*The input*:
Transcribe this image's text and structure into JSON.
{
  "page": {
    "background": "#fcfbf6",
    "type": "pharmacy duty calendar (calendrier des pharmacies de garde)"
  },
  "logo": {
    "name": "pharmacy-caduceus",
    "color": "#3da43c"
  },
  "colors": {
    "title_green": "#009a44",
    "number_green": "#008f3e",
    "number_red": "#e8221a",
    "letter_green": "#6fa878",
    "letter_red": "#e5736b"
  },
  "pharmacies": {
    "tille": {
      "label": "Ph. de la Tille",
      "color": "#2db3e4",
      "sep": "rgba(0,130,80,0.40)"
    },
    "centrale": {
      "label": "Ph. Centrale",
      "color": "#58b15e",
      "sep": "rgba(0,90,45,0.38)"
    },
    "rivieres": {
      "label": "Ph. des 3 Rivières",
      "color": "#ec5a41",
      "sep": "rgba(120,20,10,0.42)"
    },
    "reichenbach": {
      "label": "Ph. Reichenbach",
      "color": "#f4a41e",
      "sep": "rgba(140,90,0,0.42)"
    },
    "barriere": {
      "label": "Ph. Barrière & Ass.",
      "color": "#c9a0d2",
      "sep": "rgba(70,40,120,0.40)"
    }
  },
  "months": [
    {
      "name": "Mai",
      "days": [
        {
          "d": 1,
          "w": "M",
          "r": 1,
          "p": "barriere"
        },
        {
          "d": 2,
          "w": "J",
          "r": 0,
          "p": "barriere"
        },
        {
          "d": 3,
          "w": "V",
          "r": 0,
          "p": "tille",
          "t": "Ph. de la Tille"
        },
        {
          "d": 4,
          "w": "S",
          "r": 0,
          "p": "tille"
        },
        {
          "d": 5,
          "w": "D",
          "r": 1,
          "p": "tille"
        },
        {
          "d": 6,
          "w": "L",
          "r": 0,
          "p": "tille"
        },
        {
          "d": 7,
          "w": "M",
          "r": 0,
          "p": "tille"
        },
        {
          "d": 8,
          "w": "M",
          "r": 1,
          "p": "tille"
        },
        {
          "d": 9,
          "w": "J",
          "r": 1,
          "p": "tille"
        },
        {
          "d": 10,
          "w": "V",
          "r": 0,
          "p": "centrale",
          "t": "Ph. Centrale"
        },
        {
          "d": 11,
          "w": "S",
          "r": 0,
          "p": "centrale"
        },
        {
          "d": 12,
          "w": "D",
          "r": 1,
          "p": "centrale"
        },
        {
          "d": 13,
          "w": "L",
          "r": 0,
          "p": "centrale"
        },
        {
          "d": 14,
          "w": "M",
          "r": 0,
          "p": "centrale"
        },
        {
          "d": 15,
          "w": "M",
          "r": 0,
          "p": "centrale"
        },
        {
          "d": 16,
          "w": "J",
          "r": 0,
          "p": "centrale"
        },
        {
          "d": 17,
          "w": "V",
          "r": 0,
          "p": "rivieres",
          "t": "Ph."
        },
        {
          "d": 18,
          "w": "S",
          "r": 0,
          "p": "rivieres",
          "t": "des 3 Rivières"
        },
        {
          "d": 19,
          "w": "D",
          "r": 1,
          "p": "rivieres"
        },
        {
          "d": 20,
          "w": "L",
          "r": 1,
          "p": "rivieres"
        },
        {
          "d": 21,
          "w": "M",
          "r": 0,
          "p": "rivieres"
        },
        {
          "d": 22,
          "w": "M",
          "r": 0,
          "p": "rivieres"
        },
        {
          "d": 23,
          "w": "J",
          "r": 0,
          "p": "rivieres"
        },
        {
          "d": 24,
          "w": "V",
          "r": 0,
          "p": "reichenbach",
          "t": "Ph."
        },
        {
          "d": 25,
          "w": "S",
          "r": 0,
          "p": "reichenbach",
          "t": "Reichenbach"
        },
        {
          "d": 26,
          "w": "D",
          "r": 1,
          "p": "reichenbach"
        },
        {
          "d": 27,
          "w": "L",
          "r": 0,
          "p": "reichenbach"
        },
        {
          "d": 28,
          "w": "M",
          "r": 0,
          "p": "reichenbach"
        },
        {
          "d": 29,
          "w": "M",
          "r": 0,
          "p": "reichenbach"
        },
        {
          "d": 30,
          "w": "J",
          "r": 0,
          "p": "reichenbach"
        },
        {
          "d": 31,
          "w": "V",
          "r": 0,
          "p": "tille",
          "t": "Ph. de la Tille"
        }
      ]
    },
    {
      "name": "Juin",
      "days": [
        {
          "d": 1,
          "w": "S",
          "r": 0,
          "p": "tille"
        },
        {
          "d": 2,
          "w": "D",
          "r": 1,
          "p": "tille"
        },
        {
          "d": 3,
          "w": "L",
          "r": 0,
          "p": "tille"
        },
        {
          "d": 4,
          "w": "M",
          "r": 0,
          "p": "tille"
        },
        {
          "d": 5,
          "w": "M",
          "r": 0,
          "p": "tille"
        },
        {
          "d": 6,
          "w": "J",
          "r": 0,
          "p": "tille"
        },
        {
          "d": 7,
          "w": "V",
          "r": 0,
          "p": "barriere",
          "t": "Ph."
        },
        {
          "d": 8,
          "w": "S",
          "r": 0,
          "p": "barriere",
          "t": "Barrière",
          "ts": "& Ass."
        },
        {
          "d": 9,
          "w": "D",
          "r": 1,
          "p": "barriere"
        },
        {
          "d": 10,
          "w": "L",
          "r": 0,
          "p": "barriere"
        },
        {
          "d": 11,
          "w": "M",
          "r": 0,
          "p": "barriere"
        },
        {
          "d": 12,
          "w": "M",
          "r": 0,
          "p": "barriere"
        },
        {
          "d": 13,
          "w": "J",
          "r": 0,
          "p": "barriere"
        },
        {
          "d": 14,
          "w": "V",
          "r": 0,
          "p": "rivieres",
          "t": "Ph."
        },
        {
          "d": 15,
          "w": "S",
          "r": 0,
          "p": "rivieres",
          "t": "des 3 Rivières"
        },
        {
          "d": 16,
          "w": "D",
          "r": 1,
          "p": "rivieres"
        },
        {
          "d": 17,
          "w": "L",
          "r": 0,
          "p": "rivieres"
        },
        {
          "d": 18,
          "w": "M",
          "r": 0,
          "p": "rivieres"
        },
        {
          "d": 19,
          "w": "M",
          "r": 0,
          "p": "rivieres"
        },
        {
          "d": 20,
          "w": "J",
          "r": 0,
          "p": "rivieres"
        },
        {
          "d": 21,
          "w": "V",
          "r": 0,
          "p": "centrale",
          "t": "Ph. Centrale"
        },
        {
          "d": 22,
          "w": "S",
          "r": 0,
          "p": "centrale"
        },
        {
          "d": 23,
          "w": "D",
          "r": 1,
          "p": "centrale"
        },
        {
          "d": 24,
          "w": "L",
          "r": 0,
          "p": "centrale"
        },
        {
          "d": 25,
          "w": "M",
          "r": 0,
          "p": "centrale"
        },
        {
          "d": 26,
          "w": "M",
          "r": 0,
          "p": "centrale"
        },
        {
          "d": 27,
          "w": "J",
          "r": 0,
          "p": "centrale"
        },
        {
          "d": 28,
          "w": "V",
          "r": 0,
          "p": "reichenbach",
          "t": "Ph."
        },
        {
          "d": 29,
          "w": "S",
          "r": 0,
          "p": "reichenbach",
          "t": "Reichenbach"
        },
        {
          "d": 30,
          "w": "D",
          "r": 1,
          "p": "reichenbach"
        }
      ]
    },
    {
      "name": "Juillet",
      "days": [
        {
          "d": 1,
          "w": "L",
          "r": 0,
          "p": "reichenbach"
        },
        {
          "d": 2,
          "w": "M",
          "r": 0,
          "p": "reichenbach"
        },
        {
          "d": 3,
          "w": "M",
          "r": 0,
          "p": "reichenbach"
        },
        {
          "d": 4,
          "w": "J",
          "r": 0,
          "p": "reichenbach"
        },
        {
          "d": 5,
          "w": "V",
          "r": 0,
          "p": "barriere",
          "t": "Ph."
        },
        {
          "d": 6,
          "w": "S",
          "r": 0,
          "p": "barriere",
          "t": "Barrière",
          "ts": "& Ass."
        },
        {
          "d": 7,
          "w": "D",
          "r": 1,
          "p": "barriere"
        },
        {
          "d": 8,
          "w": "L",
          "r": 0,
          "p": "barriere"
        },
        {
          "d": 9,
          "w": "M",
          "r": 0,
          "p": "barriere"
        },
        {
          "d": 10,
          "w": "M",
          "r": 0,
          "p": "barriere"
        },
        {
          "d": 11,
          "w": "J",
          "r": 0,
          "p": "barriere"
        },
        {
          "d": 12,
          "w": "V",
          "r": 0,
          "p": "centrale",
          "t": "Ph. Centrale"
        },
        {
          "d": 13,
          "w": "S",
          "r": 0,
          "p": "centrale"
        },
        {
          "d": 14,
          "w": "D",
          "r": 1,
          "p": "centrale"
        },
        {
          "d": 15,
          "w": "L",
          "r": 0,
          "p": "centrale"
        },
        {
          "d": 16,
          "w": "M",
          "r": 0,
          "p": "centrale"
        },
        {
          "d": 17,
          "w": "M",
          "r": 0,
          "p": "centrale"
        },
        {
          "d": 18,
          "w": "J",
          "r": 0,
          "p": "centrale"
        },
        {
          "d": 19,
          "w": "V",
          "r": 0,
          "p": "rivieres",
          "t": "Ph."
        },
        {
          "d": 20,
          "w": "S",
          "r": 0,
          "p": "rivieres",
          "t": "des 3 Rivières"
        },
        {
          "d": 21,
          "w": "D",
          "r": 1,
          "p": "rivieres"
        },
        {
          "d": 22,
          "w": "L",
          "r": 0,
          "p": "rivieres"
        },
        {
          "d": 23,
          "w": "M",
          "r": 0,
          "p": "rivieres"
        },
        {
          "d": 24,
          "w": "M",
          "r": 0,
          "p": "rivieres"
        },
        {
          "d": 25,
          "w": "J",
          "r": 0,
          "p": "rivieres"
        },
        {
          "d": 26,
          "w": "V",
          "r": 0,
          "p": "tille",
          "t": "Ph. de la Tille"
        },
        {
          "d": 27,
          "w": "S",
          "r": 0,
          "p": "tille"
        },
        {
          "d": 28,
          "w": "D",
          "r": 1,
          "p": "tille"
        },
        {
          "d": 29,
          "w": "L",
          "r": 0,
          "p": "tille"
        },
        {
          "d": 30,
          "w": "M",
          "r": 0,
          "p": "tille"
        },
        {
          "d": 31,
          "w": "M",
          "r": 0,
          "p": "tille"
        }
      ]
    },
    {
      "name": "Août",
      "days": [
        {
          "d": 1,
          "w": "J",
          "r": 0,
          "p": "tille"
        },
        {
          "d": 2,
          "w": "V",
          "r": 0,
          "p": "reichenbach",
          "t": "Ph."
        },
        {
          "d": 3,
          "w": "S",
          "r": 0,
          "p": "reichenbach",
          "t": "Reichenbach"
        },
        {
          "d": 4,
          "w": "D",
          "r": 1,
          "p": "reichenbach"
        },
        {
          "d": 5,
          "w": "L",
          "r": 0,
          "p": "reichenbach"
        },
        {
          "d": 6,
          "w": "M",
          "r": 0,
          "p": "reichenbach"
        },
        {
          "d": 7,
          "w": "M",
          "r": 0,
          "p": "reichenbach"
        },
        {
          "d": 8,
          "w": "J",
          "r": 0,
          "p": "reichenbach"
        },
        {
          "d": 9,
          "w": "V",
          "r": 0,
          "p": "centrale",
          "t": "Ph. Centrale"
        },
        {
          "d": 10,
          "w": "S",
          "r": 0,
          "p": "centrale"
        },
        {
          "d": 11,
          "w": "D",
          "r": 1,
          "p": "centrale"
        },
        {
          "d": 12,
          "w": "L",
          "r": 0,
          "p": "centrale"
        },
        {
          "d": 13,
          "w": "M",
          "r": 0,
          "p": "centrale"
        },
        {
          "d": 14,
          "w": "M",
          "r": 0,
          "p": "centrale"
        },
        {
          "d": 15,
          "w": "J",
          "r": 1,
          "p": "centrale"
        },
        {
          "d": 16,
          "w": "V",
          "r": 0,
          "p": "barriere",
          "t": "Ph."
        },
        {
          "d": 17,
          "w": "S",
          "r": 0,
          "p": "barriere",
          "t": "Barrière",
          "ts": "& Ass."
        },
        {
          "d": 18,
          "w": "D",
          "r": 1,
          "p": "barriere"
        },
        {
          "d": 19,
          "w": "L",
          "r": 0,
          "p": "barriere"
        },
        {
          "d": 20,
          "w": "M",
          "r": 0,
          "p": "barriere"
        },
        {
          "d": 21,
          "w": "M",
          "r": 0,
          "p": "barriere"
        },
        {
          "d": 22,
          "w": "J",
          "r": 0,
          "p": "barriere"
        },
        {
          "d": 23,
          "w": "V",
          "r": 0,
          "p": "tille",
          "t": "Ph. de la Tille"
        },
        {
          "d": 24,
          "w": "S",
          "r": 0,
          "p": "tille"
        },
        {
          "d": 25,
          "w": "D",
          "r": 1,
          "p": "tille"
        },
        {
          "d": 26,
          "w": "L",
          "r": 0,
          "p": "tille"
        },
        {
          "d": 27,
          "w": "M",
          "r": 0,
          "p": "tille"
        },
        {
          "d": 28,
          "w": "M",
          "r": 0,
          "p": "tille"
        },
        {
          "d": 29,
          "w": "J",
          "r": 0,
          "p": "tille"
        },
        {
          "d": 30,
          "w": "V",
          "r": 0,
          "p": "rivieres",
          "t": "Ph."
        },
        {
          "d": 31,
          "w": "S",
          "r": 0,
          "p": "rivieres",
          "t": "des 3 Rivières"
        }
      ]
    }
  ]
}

*Given problem*:
List all lines from the entries that include the word "rgba".

*Answer to this task*:
      "sep": "rgba(0,130,80,0.40)"
      "sep": "rgba(0,90,45,0.38)"
      "sep": "rgba(120,20,10,0.42)"
      "sep": "rgba(140,90,0,0.42)"
      "sep": "rgba(70,40,120,0.40)"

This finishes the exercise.